### WRITTEN PROBLEM:
Print the entries that appear below, exactly as written and without their pictures.

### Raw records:
======

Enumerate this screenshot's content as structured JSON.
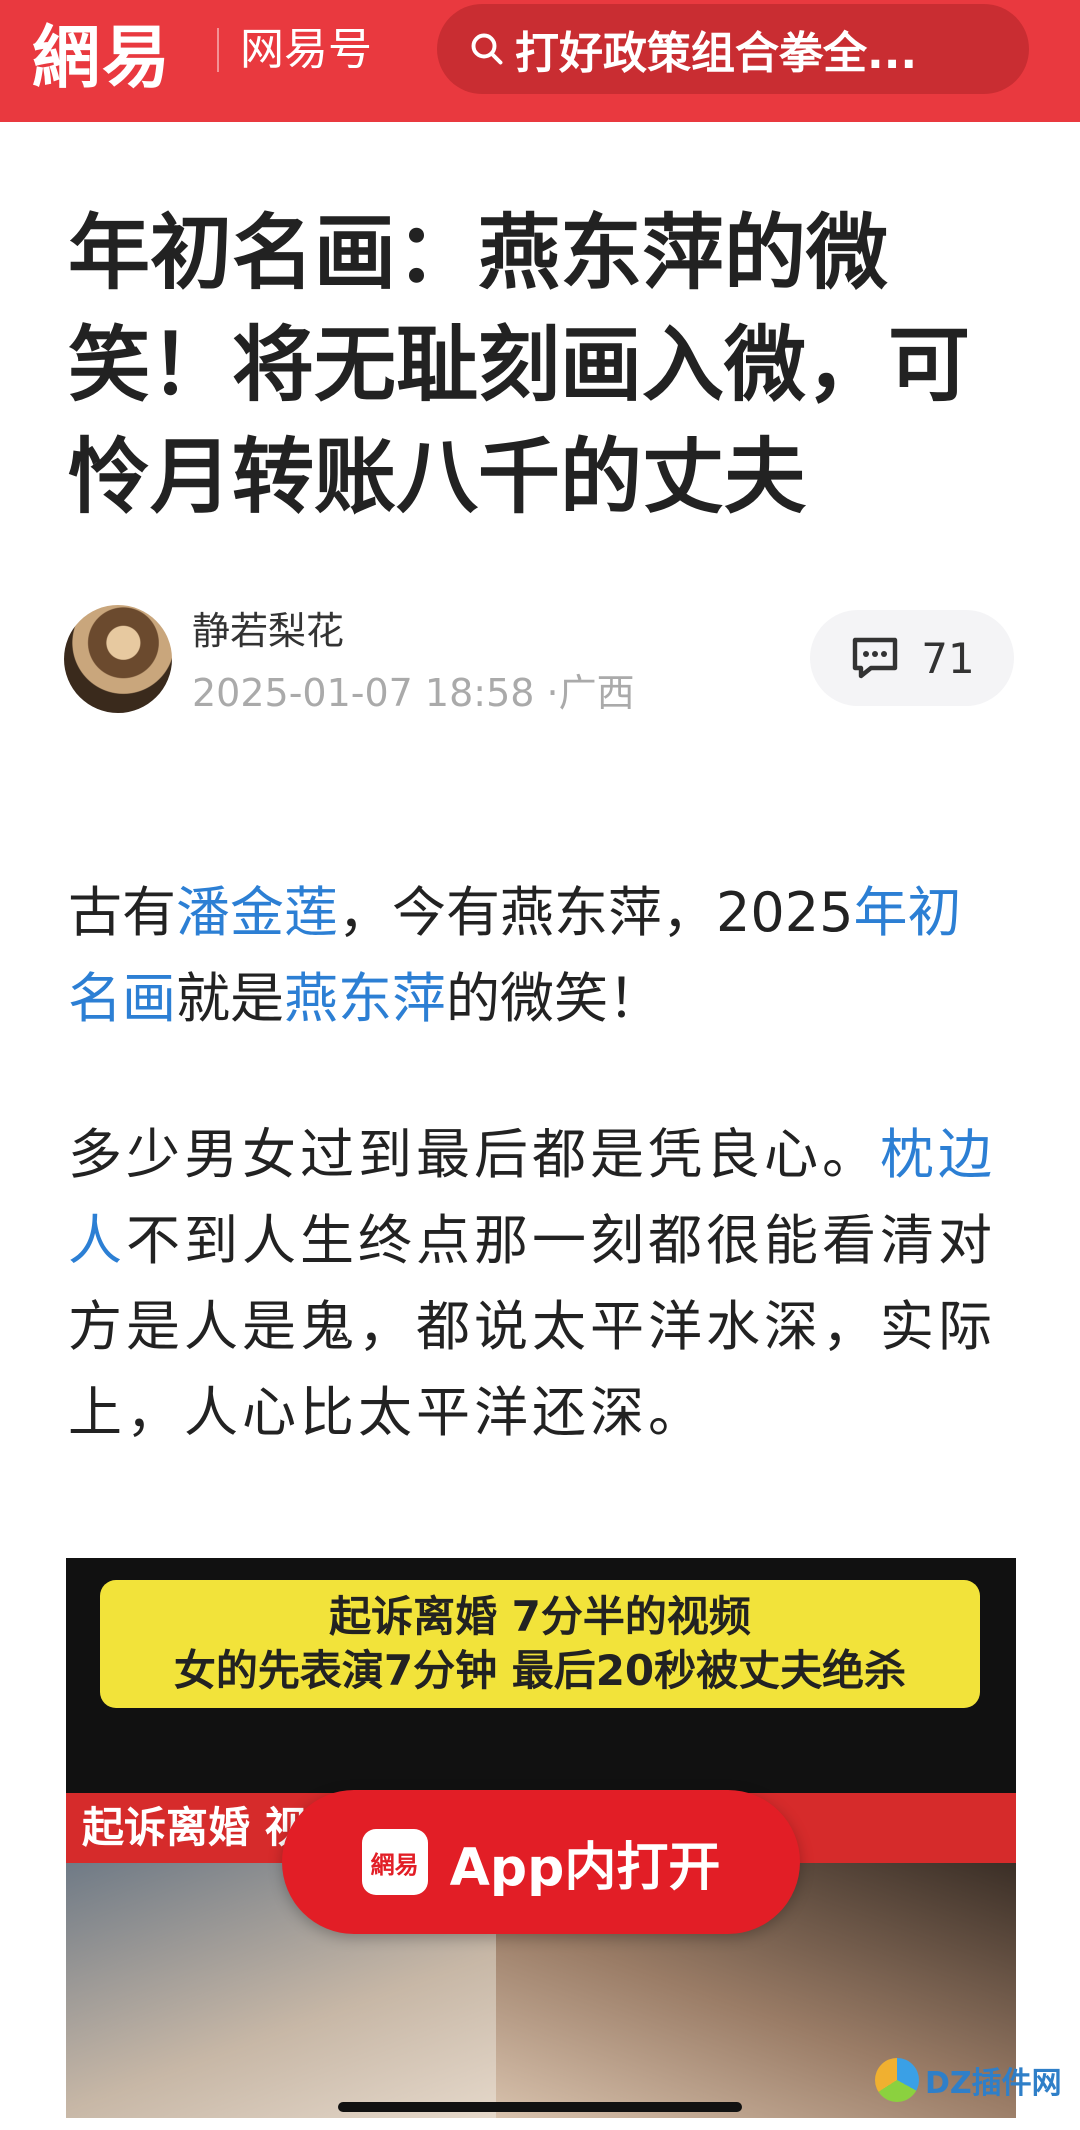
{
  "header": {
    "logo": "網易",
    "channel": "网易号",
    "search_text": "打好政策组合拳全..."
  },
  "article": {
    "title": "年初名画：燕东萍的微笑！将无耻刻画入微，可怜月转账八千的丈夫",
    "author": "静若梨花",
    "date": "2025-01-07 18:58",
    "location": "·广西",
    "comment_count": "71",
    "p1": [
      {
        "text": "古有",
        "link": false
      },
      {
        "text": "潘金莲",
        "link": true
      },
      {
        "text": "，今有燕东萍，2025",
        "link": false
      },
      {
        "text": "年初名画",
        "link": true
      },
      {
        "text": "就是",
        "link": false
      },
      {
        "text": "燕东萍",
        "link": true
      },
      {
        "text": "的微笑！",
        "link": false
      }
    ],
    "p2": [
      {
        "text": "多少男女过到最后都是凭良心。",
        "link": false
      },
      {
        "text": "枕边人",
        "link": true
      },
      {
        "text": "不到人生终点那一刻都很能看清对方是人是鬼，都说太平洋水深，实际上，人心比太平洋还深。",
        "link": false
      }
    ]
  },
  "image": {
    "caption_line1": "起诉离婚 7分半的视频",
    "caption_line2": "女的先表演7分钟 最后20秒被丈夫绝杀",
    "red_strip": "起诉离婚 视频开庭现场"
  },
  "open_app": {
    "icon_text": "網易",
    "label": "App内打开"
  },
  "watermark": {
    "text": "DZ插件网"
  }
}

======

### WORKED SOLUTION:
Enumerate this screenshot's content as structured JSON.
{
  "header": {
    "logo": "網易",
    "channel": "网易号",
    "search_text": "打好政策组合拳全..."
  },
  "article": {
    "title": "年初名画：燕东萍的微笑！将无耻刻画入微，可怜月转账八千的丈夫",
    "author": "静若梨花",
    "date": "2025-01-07 18:58",
    "location": "·广西",
    "comment_count": "71",
    "p1": [
      {
        "text": "古有",
        "link": false
      },
      {
        "text": "潘金莲",
        "link": true
      },
      {
        "text": "，今有燕东萍，2025",
        "link": false
      },
      {
        "text": "年初名画",
        "link": true
      },
      {
        "text": "就是",
        "link": false
      },
      {
        "text": "燕东萍",
        "link": true
      },
      {
        "text": "的微笑！",
        "link": false
      }
    ],
    "p2": [
      {
        "text": "多少男女过到最后都是凭良心。",
        "link": false
      },
      {
        "text": "枕边人",
        "link": true
      },
      {
        "text": "不到人生终点那一刻都很能看清对方是人是鬼，都说太平洋水深，实际上，人心比太平洋还深。",
        "link": false
      }
    ]
  },
  "image": {
    "caption_line1": "起诉离婚 7分半的视频",
    "caption_line2": "女的先表演7分钟 最后20秒被丈夫绝杀",
    "red_strip": "起诉离婚 视频开庭现场"
  },
  "open_app": {
    "icon_text": "網易",
    "label": "App内打开"
  },
  "watermark": {
    "text": "DZ插件网"
  }
}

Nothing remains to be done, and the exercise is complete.